WORK TO DO:
Omit the pictures, then reproduce every remaining record exactly.

[Data records]
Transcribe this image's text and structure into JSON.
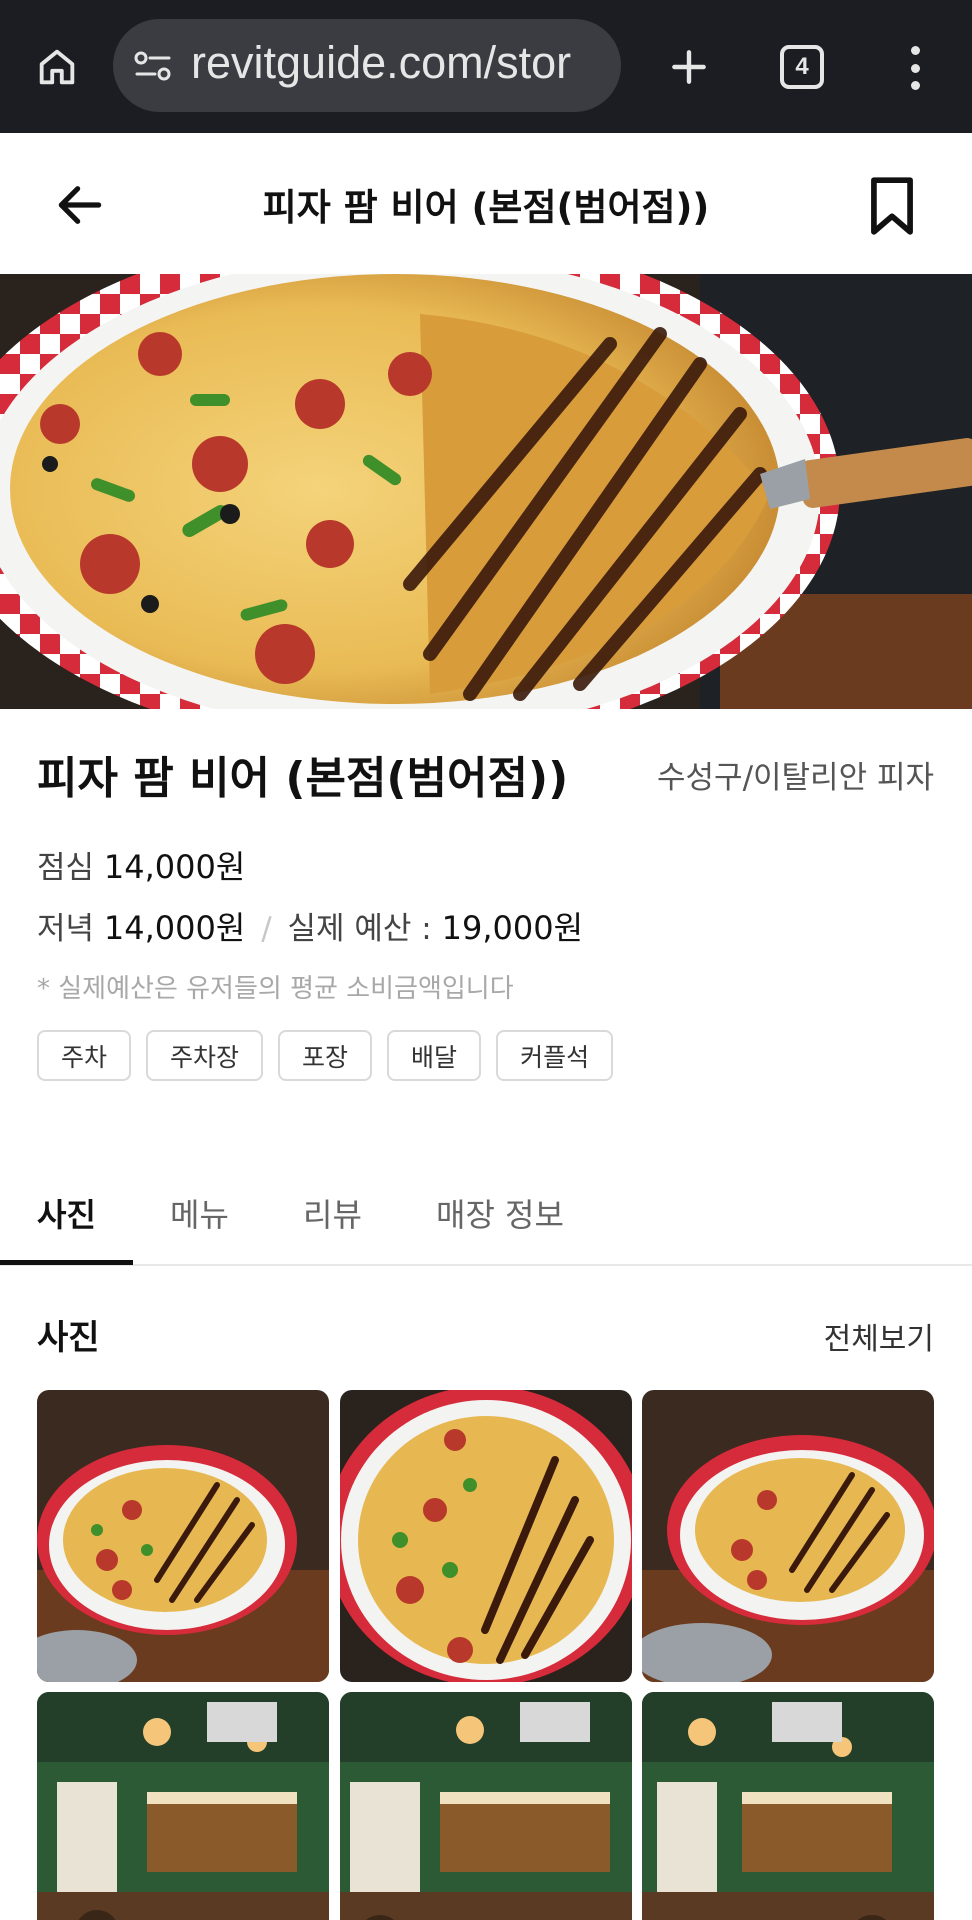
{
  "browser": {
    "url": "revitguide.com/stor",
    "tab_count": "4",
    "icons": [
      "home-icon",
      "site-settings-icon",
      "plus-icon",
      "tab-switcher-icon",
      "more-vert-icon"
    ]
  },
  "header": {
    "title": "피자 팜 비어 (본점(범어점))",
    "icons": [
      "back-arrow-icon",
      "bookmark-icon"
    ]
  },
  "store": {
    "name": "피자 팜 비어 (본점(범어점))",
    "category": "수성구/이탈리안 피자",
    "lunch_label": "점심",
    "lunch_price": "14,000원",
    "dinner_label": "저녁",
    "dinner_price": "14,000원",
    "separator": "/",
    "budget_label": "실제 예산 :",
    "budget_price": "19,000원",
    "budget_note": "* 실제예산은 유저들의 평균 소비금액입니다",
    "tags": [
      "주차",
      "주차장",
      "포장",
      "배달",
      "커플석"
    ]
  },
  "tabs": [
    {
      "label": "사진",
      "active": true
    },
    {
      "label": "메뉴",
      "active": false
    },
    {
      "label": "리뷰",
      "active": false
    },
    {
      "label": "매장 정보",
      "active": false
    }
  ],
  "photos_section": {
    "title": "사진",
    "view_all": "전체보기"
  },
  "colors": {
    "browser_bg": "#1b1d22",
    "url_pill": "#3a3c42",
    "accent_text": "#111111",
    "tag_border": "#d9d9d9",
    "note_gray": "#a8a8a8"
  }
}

TASK RESPONSE:
Transcribe this image's text and structure into JSON.
{
  "browser": {
    "url": "revitguide.com/stor",
    "tab_count": "4",
    "icons": [
      "home-icon",
      "site-settings-icon",
      "plus-icon",
      "tab-switcher-icon",
      "more-vert-icon"
    ]
  },
  "header": {
    "title": "피자 팜 비어 (본점(범어점))",
    "icons": [
      "back-arrow-icon",
      "bookmark-icon"
    ]
  },
  "store": {
    "name": "피자 팜 비어 (본점(범어점))",
    "category": "수성구/이탈리안 피자",
    "lunch_label": "점심",
    "lunch_price": "14,000원",
    "dinner_label": "저녁",
    "dinner_price": "14,000원",
    "separator": "/",
    "budget_label": "실제 예산 :",
    "budget_price": "19,000원",
    "budget_note": "* 실제예산은 유저들의 평균 소비금액입니다",
    "tags": [
      "주차",
      "주차장",
      "포장",
      "배달",
      "커플석"
    ]
  },
  "tabs": [
    {
      "label": "사진",
      "active": true
    },
    {
      "label": "메뉴",
      "active": false
    },
    {
      "label": "리뷰",
      "active": false
    },
    {
      "label": "매장 정보",
      "active": false
    }
  ],
  "photos_section": {
    "title": "사진",
    "view_all": "전체보기"
  },
  "colors": {
    "browser_bg": "#1b1d22",
    "url_pill": "#3a3c42",
    "accent_text": "#111111",
    "tag_border": "#d9d9d9",
    "note_gray": "#a8a8a8"
  }
}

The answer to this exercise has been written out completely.